>>>

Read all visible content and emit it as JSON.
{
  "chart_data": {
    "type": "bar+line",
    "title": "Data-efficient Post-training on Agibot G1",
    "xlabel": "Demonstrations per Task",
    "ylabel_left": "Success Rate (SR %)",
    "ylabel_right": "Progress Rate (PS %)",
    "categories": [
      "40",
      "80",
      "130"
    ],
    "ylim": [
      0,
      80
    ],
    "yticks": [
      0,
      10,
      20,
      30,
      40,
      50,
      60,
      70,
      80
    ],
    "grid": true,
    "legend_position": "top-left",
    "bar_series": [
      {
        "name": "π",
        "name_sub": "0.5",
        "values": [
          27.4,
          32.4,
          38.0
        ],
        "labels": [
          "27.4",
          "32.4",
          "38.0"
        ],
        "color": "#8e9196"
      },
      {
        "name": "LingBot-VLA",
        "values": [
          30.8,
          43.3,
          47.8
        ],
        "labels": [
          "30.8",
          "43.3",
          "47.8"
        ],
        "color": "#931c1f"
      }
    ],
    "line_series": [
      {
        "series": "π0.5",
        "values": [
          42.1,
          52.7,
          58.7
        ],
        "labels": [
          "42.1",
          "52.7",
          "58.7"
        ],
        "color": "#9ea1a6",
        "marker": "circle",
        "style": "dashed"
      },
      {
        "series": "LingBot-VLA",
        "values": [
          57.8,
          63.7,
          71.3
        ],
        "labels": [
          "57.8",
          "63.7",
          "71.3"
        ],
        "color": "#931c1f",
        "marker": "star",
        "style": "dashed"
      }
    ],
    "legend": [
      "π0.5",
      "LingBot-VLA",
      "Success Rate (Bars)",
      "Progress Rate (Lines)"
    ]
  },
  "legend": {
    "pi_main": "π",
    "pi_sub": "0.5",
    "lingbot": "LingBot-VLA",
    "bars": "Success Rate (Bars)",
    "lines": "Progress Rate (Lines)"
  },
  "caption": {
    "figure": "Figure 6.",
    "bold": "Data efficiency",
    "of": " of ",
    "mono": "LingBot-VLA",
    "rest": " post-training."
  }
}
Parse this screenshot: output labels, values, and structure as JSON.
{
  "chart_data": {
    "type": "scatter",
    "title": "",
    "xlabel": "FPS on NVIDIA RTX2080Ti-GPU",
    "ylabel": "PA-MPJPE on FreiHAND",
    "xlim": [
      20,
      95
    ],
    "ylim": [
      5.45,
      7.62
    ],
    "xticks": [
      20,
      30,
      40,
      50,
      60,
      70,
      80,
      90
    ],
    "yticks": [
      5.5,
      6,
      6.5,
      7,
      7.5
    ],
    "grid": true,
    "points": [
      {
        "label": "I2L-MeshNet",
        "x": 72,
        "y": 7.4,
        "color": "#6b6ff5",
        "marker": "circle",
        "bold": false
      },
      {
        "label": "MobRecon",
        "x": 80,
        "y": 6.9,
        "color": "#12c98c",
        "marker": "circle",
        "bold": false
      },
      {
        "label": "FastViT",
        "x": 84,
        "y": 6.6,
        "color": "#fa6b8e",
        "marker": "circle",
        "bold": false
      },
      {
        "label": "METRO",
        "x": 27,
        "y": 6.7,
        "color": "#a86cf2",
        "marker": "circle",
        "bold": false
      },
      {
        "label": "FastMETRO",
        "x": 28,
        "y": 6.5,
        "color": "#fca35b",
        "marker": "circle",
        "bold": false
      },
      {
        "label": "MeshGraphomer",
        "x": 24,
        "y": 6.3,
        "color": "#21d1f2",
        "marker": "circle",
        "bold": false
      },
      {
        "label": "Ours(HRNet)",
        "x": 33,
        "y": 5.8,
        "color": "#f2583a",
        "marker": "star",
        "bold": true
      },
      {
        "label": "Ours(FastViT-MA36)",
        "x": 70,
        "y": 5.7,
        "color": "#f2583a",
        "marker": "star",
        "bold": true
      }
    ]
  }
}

<<<

**What to work on:** Repeat the data precisely, line by line.

**Answer to this task:**
Read all visible content and emit it as JSON.
{
  "chart_data": {
    "type": "bar+line",
    "title": "Data-efficient Post-training on Agibot G1",
    "xlabel": "Demonstrations per Task",
    "ylabel_left": "Success Rate (SR %)",
    "ylabel_right": "Progress Rate (PS %)",
    "categories": [
      "40",
      "80",
      "130"
    ],
    "ylim": [
      0,
      80
    ],
    "yticks": [
      0,
      10,
      20,
      30,
      40,
      50,
      60,
      70,
      80
    ],
    "grid": true,
    "legend_position": "top-left",
    "bar_series": [
      {
        "name": "π",
        "name_sub": "0.5",
        "values": [
          27.4,
          32.4,
          38.0
        ],
        "labels": [
          "27.4",
          "32.4",
          "38.0"
        ],
        "color": "#8e9196"
      },
      {
        "name": "LingBot-VLA",
        "values": [
          30.8,
          43.3,
          47.8
        ],
        "labels": [
          "30.8",
          "43.3",
          "47.8"
        ],
        "color": "#931c1f"
      }
    ],
    "line_series": [
      {
        "series": "π0.5",
        "values": [
          42.1,
          52.7,
          58.7
        ],
        "labels": [
          "42.1",
          "52.7",
          "58.7"
        ],
        "color": "#9ea1a6",
        "marker": "circle",
        "style": "dashed"
      },
      {
        "series": "LingBot-VLA",
        "values": [
          57.8,
          63.7,
          71.3
        ],
        "labels": [
          "57.8",
          "63.7",
          "71.3"
        ],
        "color": "#931c1f",
        "marker": "star",
        "style": "dashed"
      }
    ],
    "legend": [
      "π0.5",
      "LingBot-VLA",
      "Success Rate (Bars)",
      "Progress Rate (Lines)"
    ]
  },
  "legend": {
    "pi_main": "π",
    "pi_sub": "0.5",
    "lingbot": "LingBot-VLA",
    "bars": "Success Rate (Bars)",
    "lines": "Progress Rate (Lines)"
  },
  "caption": {
    "figure": "Figure 6.",
    "bold": "Data efficiency",
    "of": " of ",
    "mono": "LingBot-VLA",
    "rest": " post-training."
  }
}
Parse this screenshot: output labels, values, and structure as JSON.
{
  "chart_data": {
    "type": "scatter",
    "title": "",
    "xlabel": "FPS on NVIDIA RTX2080Ti-GPU",
    "ylabel": "PA-MPJPE on FreiHAND",
    "xlim": [
      20,
      95
    ],
    "ylim": [
      5.45,
      7.62
    ],
    "xticks": [
      20,
      30,
      40,
      50,
      60,
      70,
      80,
      90
    ],
    "yticks": [
      5.5,
      6,
      6.5,
      7,
      7.5
    ],
    "grid": true,
    "points": [
      {
        "label": "I2L-MeshNet",
        "x": 72,
        "y": 7.4,
        "color": "#6b6ff5",
        "marker": "circle",
        "bold": false
      },
      {
        "label": "MobRecon",
        "x": 80,
        "y": 6.9,
        "color": "#12c98c",
        "marker": "circle",
        "bold": false
      },
      {
        "label": "FastViT",
        "x": 84,
        "y": 6.6,
        "color": "#fa6b8e",
        "marker": "circle",
        "bold": false
      },
      {
        "label": "METRO",
        "x": 27,
        "y": 6.7,
        "color": "#a86cf2",
        "marker": "circle",
        "bold": false
      },
      {
        "label": "FastMETRO",
        "x": 28,
        "y": 6.5,
        "color": "#fca35b",
        "marker": "circle",
        "bold": false
      },
      {
        "label": "MeshGraphomer",
        "x": 24,
        "y": 6.3,
        "color": "#21d1f2",
        "marker": "circle",
        "bold": false
      },
      {
        "label": "Ours(HRNet)",
        "x": 33,
        "y": 5.8,
        "color": "#f2583a",
        "marker": "star",
        "bold": true
      },
      {
        "label": "Ours(FastViT-MA36)",
        "x": 70,
        "y": 5.7,
        "color": "#f2583a",
        "marker": "star",
        "bold": true
      }
    ]
  }
}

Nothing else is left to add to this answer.